**Job**. Return each entry exactly, omitting nothing.

--------------------

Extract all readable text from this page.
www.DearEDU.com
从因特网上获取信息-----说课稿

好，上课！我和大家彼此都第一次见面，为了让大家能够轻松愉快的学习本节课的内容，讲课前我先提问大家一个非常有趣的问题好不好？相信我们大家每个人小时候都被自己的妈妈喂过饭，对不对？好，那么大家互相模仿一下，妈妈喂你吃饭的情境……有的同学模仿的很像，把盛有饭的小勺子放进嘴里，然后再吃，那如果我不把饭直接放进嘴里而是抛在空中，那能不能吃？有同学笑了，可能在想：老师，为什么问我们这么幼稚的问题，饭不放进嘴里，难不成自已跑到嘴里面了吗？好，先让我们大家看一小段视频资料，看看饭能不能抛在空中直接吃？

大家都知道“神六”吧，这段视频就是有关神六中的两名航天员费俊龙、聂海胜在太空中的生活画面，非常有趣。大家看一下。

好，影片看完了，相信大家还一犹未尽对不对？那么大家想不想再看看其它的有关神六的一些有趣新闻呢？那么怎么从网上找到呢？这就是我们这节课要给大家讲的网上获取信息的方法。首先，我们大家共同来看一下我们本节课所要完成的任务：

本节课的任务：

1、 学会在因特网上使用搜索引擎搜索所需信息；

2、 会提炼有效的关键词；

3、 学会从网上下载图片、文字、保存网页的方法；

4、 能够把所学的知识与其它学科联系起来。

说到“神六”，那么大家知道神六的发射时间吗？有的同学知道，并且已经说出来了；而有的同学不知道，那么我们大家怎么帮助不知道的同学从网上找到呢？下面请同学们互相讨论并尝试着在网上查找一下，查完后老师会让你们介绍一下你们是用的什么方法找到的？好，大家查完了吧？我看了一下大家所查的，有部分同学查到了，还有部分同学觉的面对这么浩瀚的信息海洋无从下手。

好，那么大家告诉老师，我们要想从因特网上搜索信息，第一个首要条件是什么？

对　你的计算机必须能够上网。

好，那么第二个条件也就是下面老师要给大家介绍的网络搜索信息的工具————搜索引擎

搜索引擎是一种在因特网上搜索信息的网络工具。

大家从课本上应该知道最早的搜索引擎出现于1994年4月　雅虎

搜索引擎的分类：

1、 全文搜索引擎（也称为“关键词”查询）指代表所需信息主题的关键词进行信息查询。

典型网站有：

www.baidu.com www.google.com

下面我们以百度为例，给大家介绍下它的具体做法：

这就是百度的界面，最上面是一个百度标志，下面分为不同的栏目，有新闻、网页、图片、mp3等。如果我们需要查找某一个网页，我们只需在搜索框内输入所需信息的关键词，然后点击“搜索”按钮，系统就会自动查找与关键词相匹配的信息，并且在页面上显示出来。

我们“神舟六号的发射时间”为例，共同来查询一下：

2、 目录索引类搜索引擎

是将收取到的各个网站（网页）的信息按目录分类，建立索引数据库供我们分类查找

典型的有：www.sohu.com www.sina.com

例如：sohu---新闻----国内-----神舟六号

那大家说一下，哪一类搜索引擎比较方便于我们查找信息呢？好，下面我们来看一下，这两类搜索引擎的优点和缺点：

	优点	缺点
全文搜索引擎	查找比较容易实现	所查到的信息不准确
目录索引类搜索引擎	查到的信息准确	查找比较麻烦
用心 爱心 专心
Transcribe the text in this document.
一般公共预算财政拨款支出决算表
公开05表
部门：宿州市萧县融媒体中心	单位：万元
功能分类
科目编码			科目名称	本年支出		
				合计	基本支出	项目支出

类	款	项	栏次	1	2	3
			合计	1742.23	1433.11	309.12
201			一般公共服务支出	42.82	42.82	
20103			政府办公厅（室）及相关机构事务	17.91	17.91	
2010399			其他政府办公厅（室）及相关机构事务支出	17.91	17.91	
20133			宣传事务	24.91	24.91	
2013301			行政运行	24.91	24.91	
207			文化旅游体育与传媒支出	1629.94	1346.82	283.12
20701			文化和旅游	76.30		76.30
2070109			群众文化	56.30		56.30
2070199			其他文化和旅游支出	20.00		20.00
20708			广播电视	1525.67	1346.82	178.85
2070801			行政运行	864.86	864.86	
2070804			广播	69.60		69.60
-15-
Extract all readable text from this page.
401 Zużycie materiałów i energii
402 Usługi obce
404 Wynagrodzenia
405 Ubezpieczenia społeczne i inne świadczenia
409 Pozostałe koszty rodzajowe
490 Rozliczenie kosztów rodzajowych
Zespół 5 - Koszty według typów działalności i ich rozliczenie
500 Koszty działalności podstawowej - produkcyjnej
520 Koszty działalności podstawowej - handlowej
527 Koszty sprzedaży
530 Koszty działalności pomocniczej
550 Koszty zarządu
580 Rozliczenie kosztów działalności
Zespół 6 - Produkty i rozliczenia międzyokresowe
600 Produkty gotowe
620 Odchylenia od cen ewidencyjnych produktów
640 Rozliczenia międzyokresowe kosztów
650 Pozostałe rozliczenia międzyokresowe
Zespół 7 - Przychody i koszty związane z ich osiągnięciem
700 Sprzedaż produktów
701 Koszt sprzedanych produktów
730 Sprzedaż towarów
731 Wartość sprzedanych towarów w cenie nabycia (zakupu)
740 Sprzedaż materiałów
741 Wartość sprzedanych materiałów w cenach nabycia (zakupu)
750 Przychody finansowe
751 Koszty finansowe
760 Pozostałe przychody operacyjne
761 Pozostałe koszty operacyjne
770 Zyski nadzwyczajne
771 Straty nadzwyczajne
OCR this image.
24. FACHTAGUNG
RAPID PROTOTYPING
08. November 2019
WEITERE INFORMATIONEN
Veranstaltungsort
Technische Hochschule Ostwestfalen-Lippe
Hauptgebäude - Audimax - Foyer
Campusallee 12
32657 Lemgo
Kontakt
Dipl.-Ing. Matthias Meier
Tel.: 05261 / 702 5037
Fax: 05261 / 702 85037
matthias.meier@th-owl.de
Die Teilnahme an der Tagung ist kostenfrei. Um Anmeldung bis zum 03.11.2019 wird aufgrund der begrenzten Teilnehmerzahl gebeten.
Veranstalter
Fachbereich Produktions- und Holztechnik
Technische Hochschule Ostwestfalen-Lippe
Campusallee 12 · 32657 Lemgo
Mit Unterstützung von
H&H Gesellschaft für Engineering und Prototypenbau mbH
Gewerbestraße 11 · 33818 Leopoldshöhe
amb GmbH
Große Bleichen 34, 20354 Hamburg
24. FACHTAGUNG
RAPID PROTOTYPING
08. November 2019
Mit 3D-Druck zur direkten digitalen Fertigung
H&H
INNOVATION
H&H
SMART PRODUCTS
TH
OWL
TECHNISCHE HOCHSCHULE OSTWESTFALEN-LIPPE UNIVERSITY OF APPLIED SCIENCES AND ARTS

--------------------

**Written answer**.
Extract all readable text from this page.
www.DearEDU.com
从因特网上获取信息-----说课稿

好，上课！我和大家彼此都第一次见面，为了让大家能够轻松愉快的学习本节课的内容，讲课前我先提问大家一个非常有趣的问题好不好？相信我们大家每个人小时候都被自己的妈妈喂过饭，对不对？好，那么大家互相模仿一下，妈妈喂你吃饭的情境……有的同学模仿的很像，把盛有饭的小勺子放进嘴里，然后再吃，那如果我不把饭直接放进嘴里而是抛在空中，那能不能吃？有同学笑了，可能在想：老师，为什么问我们这么幼稚的问题，饭不放进嘴里，难不成自已跑到嘴里面了吗？好，先让我们大家看一小段视频资料，看看饭能不能抛在空中直接吃？

大家都知道“神六”吧，这段视频就是有关神六中的两名航天员费俊龙、聂海胜在太空中的生活画面，非常有趣。大家看一下。

好，影片看完了，相信大家还一犹未尽对不对？那么大家想不想再看看其它的有关神六的一些有趣新闻呢？那么怎么从网上找到呢？这就是我们这节课要给大家讲的网上获取信息的方法。首先，我们大家共同来看一下我们本节课所要完成的任务：

本节课的任务：

1、 学会在因特网上使用搜索引擎搜索所需信息；

2、 会提炼有效的关键词；

3、 学会从网上下载图片、文字、保存网页的方法；

4、 能够把所学的知识与其它学科联系起来。

说到“神六”，那么大家知道神六的发射时间吗？有的同学知道，并且已经说出来了；而有的同学不知道，那么我们大家怎么帮助不知道的同学从网上找到呢？下面请同学们互相讨论并尝试着在网上查找一下，查完后老师会让你们介绍一下你们是用的什么方法找到的？好，大家查完了吧？我看了一下大家所查的，有部分同学查到了，还有部分同学觉的面对这么浩瀚的信息海洋无从下手。

好，那么大家告诉老师，我们要想从因特网上搜索信息，第一个首要条件是什么？

对　你的计算机必须能够上网。

好，那么第二个条件也就是下面老师要给大家介绍的网络搜索信息的工具————搜索引擎

搜索引擎是一种在因特网上搜索信息的网络工具。

大家从课本上应该知道最早的搜索引擎出现于1994年4月　雅虎

搜索引擎的分类：

1、 全文搜索引擎（也称为“关键词”查询）指代表所需信息主题的关键词进行信息查询。

典型网站有：

www.baidu.com www.google.com

下面我们以百度为例，给大家介绍下它的具体做法：

这就是百度的界面，最上面是一个百度标志，下面分为不同的栏目，有新闻、网页、图片、mp3等。如果我们需要查找某一个网页，我们只需在搜索框内输入所需信息的关键词，然后点击“搜索”按钮，系统就会自动查找与关键词相匹配的信息，并且在页面上显示出来。

我们“神舟六号的发射时间”为例，共同来查询一下：

2、 目录索引类搜索引擎

是将收取到的各个网站（网页）的信息按目录分类，建立索引数据库供我们分类查找

典型的有：www.sohu.com www.sina.com

例如：sohu---新闻----国内-----神舟六号

那大家说一下，哪一类搜索引擎比较方便于我们查找信息呢？好，下面我们来看一下，这两类搜索引擎的优点和缺点：

	优点	缺点
全文搜索引擎	查找比较容易实现	所查到的信息不准确
目录索引类搜索引擎	查到的信息准确	查找比较麻烦
用心 爱心 专心
Transcribe the text in this document.
一般公共预算财政拨款支出决算表
公开05表
部门：宿州市萧县融媒体中心	单位：万元
功能分类
科目编码			科目名称	本年支出		
				合计	基本支出	项目支出

类	款	项	栏次	1	2	3
			合计	1742.23	1433.11	309.12
201			一般公共服务支出	42.82	42.82	
20103			政府办公厅（室）及相关机构事务	17.91	17.91	
2010399			其他政府办公厅（室）及相关机构事务支出	17.91	17.91	
20133			宣传事务	24.91	24.91	
2013301			行政运行	24.91	24.91	
207			文化旅游体育与传媒支出	1629.94	1346.82	283.12
20701			文化和旅游	76.30		76.30
2070109			群众文化	56.30		56.30
2070199			其他文化和旅游支出	20.00		20.00
20708			广播电视	1525.67	1346.82	178.85
2070801			行政运行	864.86	864.86	
2070804			广播	69.60		69.60
-15-
Extract all readable text from this page.
401 Zużycie materiałów i energii
402 Usługi obce
404 Wynagrodzenia
405 Ubezpieczenia społeczne i inne świadczenia
409 Pozostałe koszty rodzajowe
490 Rozliczenie kosztów rodzajowych
Zespół 5 - Koszty według typów działalności i ich rozliczenie
500 Koszty działalności podstawowej - produkcyjnej
520 Koszty działalności podstawowej - handlowej
527 Koszty sprzedaży
530 Koszty działalności pomocniczej
550 Koszty zarządu
580 Rozliczenie kosztów działalności
Zespół 6 - Produkty i rozliczenia międzyokresowe
600 Produkty gotowe
620 Odchylenia od cen ewidencyjnych produktów
640 Rozliczenia międzyokresowe kosztów
650 Pozostałe rozliczenia międzyokresowe
Zespół 7 - Przychody i koszty związane z ich osiągnięciem
700 Sprzedaż produktów
701 Koszt sprzedanych produktów
730 Sprzedaż towarów
731 Wartość sprzedanych towarów w cenie nabycia (zakupu)
740 Sprzedaż materiałów
741 Wartość sprzedanych materiałów w cenach nabycia (zakupu)
750 Przychody finansowe
751 Koszty finansowe
760 Pozostałe przychody operacyjne
761 Pozostałe koszty operacyjne
770 Zyski nadzwyczajne
771 Straty nadzwyczajne
OCR this image.
24. FACHTAGUNG
RAPID PROTOTYPING
08. November 2019
WEITERE INFORMATIONEN
Veranstaltungsort
Technische Hochschule Ostwestfalen-Lippe
Hauptgebäude - Audimax - Foyer
Campusallee 12
32657 Lemgo
Kontakt
Dipl.-Ing. Matthias Meier
Tel.: 05261 / 702 5037
Fax: 05261 / 702 85037
matthias.meier@th-owl.de
Die Teilnahme an der Tagung ist kostenfrei. Um Anmeldung bis zum 03.11.2019 wird aufgrund der begrenzten Teilnehmerzahl gebeten.
Veranstalter
Fachbereich Produktions- und Holztechnik
Technische Hochschule Ostwestfalen-Lippe
Campusallee 12 · 32657 Lemgo
Mit Unterstützung von
H&H Gesellschaft für Engineering und Prototypenbau mbH
Gewerbestraße 11 · 33818 Leopoldshöhe
amb GmbH
Große Bleichen 34, 20354 Hamburg
24. FACHTAGUNG
RAPID PROTOTYPING
08. November 2019
Mit 3D-Druck zur direkten digitalen Fertigung
H&H
INNOVATION
H&H
SMART PRODUCTS
TH
OWL
TECHNISCHE HOCHSCHULE OSTWESTFALEN-LIPPE UNIVERSITY OF APPLIED SCIENCES AND ARTS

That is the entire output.